■ **Task goal**
All entries must be extracted exactly, with nothing added or dropped.

+--

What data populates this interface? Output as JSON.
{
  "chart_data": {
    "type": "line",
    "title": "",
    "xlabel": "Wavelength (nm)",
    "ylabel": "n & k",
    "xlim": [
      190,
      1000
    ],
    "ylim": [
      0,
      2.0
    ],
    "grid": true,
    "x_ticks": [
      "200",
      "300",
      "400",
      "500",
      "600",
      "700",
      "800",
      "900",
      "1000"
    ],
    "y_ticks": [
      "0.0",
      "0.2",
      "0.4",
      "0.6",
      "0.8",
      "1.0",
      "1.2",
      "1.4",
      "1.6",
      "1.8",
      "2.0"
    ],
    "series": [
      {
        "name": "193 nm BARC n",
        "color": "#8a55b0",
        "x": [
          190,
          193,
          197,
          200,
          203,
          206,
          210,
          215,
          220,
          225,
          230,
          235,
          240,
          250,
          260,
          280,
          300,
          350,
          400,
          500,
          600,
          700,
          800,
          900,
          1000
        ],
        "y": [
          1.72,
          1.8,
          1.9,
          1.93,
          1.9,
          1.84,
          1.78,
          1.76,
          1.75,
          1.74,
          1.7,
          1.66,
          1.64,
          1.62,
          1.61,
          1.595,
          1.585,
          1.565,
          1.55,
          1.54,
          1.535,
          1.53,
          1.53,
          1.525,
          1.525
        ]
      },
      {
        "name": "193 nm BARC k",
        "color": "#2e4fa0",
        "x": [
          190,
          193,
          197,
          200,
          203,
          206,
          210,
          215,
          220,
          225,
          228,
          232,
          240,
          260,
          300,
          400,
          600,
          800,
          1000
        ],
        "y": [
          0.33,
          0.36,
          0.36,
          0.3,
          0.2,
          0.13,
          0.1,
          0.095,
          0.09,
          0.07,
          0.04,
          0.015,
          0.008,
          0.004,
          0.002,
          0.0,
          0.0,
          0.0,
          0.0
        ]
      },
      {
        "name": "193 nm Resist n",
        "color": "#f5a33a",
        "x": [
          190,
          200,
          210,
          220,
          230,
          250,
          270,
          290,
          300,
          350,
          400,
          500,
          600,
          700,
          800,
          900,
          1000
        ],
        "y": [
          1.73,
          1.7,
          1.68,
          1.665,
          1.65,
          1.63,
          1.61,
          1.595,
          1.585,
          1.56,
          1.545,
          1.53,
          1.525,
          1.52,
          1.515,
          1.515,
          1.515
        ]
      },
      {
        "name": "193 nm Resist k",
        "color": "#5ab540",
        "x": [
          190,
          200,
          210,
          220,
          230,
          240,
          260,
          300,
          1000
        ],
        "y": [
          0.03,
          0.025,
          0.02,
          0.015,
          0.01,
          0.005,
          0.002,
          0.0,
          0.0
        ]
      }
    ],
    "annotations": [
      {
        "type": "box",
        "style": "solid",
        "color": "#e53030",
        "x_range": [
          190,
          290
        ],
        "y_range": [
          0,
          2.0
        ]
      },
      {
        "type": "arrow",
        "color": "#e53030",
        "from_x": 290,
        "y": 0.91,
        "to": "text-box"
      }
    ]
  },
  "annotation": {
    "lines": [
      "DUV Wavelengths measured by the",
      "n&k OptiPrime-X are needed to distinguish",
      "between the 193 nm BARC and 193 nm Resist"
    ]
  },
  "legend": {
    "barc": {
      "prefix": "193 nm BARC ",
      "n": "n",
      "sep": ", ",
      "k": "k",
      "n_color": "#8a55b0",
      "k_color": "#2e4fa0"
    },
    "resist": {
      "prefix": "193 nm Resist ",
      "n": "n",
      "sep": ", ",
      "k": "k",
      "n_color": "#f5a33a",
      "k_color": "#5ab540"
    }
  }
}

+--

■ **Completed task**
What data populates this interface? Output as JSON.
{
  "chart_data": {
    "type": "line",
    "title": "",
    "xlabel": "Wavelength (nm)",
    "ylabel": "n & k",
    "xlim": [
      190,
      1000
    ],
    "ylim": [
      0,
      2.0
    ],
    "grid": true,
    "x_ticks": [
      "200",
      "300",
      "400",
      "500",
      "600",
      "700",
      "800",
      "900",
      "1000"
    ],
    "y_ticks": [
      "0.0",
      "0.2",
      "0.4",
      "0.6",
      "0.8",
      "1.0",
      "1.2",
      "1.4",
      "1.6",
      "1.8",
      "2.0"
    ],
    "series": [
      {
        "name": "193 nm BARC n",
        "color": "#8a55b0",
        "x": [
          190,
          193,
          197,
          200,
          203,
          206,
          210,
          215,
          220,
          225,
          230,
          235,
          240,
          250,
          260,
          280,
          300,
          350,
          400,
          500,
          600,
          700,
          800,
          900,
          1000
        ],
        "y": [
          1.72,
          1.8,
          1.9,
          1.93,
          1.9,
          1.84,
          1.78,
          1.76,
          1.75,
          1.74,
          1.7,
          1.66,
          1.64,
          1.62,
          1.61,
          1.595,
          1.585,
          1.565,
          1.55,
          1.54,
          1.535,
          1.53,
          1.53,
          1.525,
          1.525
        ]
      },
      {
        "name": "193 nm BARC k",
        "color": "#2e4fa0",
        "x": [
          190,
          193,
          197,
          200,
          203,
          206,
          210,
          215,
          220,
          225,
          228,
          232,
          240,
          260,
          300,
          400,
          600,
          800,
          1000
        ],
        "y": [
          0.33,
          0.36,
          0.36,
          0.3,
          0.2,
          0.13,
          0.1,
          0.095,
          0.09,
          0.07,
          0.04,
          0.015,
          0.008,
          0.004,
          0.002,
          0.0,
          0.0,
          0.0,
          0.0
        ]
      },
      {
        "name": "193 nm Resist n",
        "color": "#f5a33a",
        "x": [
          190,
          200,
          210,
          220,
          230,
          250,
          270,
          290,
          300,
          350,
          400,
          500,
          600,
          700,
          800,
          900,
          1000
        ],
        "y": [
          1.73,
          1.7,
          1.68,
          1.665,
          1.65,
          1.63,
          1.61,
          1.595,
          1.585,
          1.56,
          1.545,
          1.53,
          1.525,
          1.52,
          1.515,
          1.515,
          1.515
        ]
      },
      {
        "name": "193 nm Resist k",
        "color": "#5ab540",
        "x": [
          190,
          200,
          210,
          220,
          230,
          240,
          260,
          300,
          1000
        ],
        "y": [
          0.03,
          0.025,
          0.02,
          0.015,
          0.01,
          0.005,
          0.002,
          0.0,
          0.0
        ]
      }
    ],
    "annotations": [
      {
        "type": "box",
        "style": "solid",
        "color": "#e53030",
        "x_range": [
          190,
          290
        ],
        "y_range": [
          0,
          2.0
        ]
      },
      {
        "type": "arrow",
        "color": "#e53030",
        "from_x": 290,
        "y": 0.91,
        "to": "text-box"
      }
    ]
  },
  "annotation": {
    "lines": [
      "DUV Wavelengths measured by the",
      "n&k OptiPrime-X are needed to distinguish",
      "between the 193 nm BARC and 193 nm Resist"
    ]
  },
  "legend": {
    "barc": {
      "prefix": "193 nm BARC ",
      "n": "n",
      "sep": ", ",
      "k": "k",
      "n_color": "#8a55b0",
      "k_color": "#2e4fa0"
    },
    "resist": {
      "prefix": "193 nm Resist ",
      "n": "n",
      "sep": ", ",
      "k": "k",
      "n_color": "#f5a33a",
      "k_color": "#5ab540"
    }
  }
}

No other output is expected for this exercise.